═══ Data section ═══

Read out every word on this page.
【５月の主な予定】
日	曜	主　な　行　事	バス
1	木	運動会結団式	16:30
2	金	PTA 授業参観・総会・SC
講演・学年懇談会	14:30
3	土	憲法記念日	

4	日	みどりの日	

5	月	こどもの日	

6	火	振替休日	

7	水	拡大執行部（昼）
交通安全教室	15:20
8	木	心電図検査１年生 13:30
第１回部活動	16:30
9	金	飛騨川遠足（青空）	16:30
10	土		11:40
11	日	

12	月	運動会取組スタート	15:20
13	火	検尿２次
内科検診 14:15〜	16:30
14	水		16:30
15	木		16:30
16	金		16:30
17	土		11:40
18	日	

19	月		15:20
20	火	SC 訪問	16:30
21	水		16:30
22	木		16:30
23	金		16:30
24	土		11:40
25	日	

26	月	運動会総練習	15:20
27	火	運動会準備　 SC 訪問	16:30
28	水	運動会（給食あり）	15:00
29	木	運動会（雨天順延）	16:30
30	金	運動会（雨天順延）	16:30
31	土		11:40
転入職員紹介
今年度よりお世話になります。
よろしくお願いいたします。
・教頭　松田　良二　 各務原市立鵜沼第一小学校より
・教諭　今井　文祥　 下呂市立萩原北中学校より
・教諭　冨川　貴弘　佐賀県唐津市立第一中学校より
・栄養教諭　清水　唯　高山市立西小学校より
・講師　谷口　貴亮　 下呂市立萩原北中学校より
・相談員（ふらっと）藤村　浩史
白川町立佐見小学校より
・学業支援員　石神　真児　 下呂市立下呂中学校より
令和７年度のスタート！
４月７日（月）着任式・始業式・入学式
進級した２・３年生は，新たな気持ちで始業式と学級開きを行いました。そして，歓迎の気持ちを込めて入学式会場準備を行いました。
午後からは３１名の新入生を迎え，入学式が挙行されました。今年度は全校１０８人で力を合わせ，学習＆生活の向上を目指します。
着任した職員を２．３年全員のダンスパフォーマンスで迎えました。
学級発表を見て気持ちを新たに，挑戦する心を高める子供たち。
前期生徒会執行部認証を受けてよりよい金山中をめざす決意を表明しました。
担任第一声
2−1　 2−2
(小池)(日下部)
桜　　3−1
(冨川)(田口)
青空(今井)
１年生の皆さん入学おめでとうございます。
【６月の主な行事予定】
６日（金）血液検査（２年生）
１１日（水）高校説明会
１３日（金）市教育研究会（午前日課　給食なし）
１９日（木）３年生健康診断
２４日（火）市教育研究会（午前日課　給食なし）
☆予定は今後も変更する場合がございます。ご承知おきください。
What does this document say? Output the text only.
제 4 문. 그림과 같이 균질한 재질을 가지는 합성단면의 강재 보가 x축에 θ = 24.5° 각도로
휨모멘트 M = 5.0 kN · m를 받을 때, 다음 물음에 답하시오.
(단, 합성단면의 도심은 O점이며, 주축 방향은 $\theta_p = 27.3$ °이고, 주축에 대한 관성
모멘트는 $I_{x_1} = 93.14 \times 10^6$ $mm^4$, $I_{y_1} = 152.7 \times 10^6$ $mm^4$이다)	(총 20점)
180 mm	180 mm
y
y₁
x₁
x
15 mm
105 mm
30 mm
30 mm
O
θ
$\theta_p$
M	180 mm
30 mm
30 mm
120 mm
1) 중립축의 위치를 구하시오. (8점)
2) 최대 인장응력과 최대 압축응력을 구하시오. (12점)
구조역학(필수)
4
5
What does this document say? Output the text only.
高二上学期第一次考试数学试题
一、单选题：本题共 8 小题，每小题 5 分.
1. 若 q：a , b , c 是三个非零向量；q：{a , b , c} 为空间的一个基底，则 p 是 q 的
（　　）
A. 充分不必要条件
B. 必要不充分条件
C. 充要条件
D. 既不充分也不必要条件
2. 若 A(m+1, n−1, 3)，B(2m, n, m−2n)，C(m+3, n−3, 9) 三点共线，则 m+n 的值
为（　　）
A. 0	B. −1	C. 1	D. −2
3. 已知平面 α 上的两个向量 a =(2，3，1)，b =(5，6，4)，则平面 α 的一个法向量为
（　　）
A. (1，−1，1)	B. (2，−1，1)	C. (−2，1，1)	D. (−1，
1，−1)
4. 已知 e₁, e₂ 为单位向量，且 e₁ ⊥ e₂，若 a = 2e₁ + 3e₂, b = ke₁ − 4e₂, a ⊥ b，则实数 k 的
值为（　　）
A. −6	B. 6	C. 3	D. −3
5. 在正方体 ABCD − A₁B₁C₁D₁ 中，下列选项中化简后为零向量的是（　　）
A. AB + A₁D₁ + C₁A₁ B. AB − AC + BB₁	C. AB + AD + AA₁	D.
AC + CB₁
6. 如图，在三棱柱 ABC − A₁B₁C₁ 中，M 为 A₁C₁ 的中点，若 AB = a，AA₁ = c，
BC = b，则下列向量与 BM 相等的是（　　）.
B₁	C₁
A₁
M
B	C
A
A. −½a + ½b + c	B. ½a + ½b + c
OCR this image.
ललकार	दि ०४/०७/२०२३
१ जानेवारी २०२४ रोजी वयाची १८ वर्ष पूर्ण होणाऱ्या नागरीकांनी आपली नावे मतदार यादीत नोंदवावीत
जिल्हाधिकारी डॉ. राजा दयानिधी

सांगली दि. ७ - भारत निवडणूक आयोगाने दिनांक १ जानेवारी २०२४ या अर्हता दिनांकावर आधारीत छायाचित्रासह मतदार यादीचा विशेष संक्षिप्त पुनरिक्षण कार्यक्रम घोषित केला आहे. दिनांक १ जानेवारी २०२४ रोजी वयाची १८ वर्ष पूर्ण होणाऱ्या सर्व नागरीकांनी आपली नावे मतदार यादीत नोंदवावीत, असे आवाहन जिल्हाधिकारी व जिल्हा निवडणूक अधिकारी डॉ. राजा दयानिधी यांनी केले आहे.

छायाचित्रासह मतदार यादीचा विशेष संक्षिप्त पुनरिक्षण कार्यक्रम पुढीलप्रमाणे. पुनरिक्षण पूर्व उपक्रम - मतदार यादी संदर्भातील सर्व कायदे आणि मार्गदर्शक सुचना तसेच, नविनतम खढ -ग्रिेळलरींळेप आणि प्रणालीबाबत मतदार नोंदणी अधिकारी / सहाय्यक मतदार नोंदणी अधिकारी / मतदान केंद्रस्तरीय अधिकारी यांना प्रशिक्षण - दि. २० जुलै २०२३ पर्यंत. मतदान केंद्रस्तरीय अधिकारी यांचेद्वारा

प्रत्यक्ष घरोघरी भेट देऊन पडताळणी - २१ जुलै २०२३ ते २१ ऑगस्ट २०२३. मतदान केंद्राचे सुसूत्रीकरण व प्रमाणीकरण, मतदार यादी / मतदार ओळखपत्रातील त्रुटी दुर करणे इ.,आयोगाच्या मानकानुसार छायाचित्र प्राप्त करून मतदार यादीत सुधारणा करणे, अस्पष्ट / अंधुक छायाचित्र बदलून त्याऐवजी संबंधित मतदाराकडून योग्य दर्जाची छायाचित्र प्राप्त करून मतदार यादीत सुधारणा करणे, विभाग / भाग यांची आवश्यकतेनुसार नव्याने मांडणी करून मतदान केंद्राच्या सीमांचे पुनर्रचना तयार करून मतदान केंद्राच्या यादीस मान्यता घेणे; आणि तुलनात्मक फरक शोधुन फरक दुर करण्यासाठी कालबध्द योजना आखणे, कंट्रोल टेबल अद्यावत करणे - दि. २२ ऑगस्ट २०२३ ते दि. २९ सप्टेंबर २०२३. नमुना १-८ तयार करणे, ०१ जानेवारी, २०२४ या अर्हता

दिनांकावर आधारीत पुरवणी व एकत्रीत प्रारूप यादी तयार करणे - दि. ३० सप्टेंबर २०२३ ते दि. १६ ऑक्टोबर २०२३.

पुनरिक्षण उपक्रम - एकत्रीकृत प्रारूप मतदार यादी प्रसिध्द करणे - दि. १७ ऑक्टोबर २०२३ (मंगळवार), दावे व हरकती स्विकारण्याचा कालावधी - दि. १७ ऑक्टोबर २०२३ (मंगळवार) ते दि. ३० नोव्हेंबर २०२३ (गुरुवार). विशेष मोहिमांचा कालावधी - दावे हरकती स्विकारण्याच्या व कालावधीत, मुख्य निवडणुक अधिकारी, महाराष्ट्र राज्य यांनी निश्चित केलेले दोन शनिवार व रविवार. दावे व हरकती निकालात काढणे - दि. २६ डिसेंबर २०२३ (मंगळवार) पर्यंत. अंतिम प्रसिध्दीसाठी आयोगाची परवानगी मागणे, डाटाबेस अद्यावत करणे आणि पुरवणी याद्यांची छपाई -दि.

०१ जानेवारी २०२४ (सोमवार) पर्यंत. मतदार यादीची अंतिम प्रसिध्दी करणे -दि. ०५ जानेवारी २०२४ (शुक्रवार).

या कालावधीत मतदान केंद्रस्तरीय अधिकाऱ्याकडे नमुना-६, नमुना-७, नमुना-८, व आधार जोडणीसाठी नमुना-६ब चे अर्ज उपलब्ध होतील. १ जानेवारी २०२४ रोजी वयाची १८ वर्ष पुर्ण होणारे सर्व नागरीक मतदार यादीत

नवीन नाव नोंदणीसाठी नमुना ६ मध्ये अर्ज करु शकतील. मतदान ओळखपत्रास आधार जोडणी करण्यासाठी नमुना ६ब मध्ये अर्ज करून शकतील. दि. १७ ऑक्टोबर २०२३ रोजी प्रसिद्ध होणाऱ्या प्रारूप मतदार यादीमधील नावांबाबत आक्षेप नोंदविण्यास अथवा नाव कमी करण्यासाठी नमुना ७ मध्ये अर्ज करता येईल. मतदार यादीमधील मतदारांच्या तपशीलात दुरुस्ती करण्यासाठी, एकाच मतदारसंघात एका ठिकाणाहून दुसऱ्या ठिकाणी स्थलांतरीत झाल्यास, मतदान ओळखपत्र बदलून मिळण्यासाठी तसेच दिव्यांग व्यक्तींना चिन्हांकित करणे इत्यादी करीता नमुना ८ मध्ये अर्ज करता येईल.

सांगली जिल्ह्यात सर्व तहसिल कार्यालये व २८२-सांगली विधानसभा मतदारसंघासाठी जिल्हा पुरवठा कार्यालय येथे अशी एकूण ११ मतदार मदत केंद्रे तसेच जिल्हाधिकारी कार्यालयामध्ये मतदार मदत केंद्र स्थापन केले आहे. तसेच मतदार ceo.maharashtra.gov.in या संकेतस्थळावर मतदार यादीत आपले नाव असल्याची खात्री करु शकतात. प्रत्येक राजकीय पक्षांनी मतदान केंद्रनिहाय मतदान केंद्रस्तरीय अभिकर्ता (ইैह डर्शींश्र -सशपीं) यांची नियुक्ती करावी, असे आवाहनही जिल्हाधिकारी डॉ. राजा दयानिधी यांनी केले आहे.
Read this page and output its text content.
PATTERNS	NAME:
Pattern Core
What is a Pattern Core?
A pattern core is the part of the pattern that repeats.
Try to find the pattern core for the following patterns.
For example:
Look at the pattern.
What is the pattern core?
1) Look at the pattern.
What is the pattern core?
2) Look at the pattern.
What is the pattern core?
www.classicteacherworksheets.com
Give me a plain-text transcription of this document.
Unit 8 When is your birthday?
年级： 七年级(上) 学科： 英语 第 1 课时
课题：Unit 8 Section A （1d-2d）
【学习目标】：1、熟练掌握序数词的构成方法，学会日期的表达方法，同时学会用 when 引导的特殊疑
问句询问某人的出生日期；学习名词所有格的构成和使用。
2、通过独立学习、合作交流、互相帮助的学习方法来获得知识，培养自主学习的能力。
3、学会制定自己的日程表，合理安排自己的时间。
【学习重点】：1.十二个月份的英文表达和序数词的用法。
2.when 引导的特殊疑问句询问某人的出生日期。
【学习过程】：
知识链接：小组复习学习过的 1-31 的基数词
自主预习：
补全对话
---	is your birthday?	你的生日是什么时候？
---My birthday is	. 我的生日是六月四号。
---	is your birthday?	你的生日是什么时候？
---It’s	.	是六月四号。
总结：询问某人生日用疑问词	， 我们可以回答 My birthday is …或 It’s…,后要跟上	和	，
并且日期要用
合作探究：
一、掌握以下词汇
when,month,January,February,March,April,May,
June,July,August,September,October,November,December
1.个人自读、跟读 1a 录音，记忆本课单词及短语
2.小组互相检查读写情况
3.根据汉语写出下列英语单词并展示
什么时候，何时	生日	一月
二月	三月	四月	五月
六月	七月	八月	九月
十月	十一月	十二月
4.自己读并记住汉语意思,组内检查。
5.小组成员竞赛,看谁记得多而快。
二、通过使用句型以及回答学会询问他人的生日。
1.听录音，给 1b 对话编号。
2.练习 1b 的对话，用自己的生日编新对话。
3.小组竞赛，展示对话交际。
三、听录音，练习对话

═══

◆ Aim of the exercise ◆
Scan the lines for the string "합성단면의". Pick out every line that has it.

◆ Result of the exercise ◆
제 4 문. 그림과 같이 균질한 재질을 가지는 합성단면의 강재 보가 x축에 θ = 24.5° 각도로
(단, 합성단면의 도심은 O점이며, 주축 방향은 $\theta_p = 27.3$ °이고, 주축에 대한 관성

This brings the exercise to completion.